What is being asked: Transcribe the listing exactly, leaving out every picture.

Data supplied:
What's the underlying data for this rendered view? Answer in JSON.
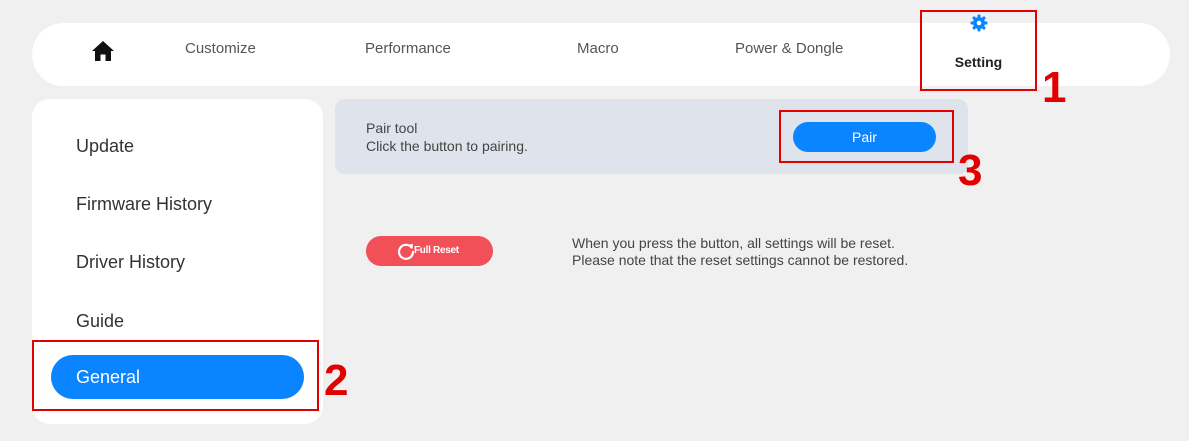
{
  "nav": {
    "items": [
      {
        "label": "Customize"
      },
      {
        "label": "Performance"
      },
      {
        "label": "Macro"
      },
      {
        "label": "Power & Dongle"
      }
    ],
    "active_label": "Setting",
    "home_icon": "home-icon",
    "active_icon": "gear-icon"
  },
  "sidebar": {
    "items": [
      {
        "label": "Update"
      },
      {
        "label": "Firmware History"
      },
      {
        "label": "Driver History"
      },
      {
        "label": "Guide"
      }
    ],
    "active_label": "General"
  },
  "pair": {
    "title": "Pair tool",
    "description": "Click the button to pairing.",
    "button_label": "Pair"
  },
  "reset": {
    "button_label": "Full Reset",
    "icon": "refresh-icon",
    "note_line1": "When you press the button, all settings will be reset.",
    "note_line2": "Please note that the reset settings cannot be restored."
  },
  "annotations": {
    "markers": [
      "1",
      "2",
      "3"
    ],
    "color": "#e30000"
  },
  "colors": {
    "accent": "#0a84ff",
    "danger": "#f25059",
    "panel": "#dfe4ec"
  }
}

Result:
What's the underlying data for this rendered view? Answer in JSON.
{
  "nav": {
    "items": [
      {
        "label": "Customize"
      },
      {
        "label": "Performance"
      },
      {
        "label": "Macro"
      },
      {
        "label": "Power & Dongle"
      }
    ],
    "active_label": "Setting",
    "home_icon": "home-icon",
    "active_icon": "gear-icon"
  },
  "sidebar": {
    "items": [
      {
        "label": "Update"
      },
      {
        "label": "Firmware History"
      },
      {
        "label": "Driver History"
      },
      {
        "label": "Guide"
      }
    ],
    "active_label": "General"
  },
  "pair": {
    "title": "Pair tool",
    "description": "Click the button to pairing.",
    "button_label": "Pair"
  },
  "reset": {
    "button_label": "Full Reset",
    "icon": "refresh-icon",
    "note_line1": "When you press the button, all settings will be reset.",
    "note_line2": "Please note that the reset settings cannot be restored."
  },
  "annotations": {
    "markers": [
      "1",
      "2",
      "3"
    ],
    "color": "#e30000"
  },
  "colors": {
    "accent": "#0a84ff",
    "danger": "#f25059",
    "panel": "#dfe4ec"
  }
}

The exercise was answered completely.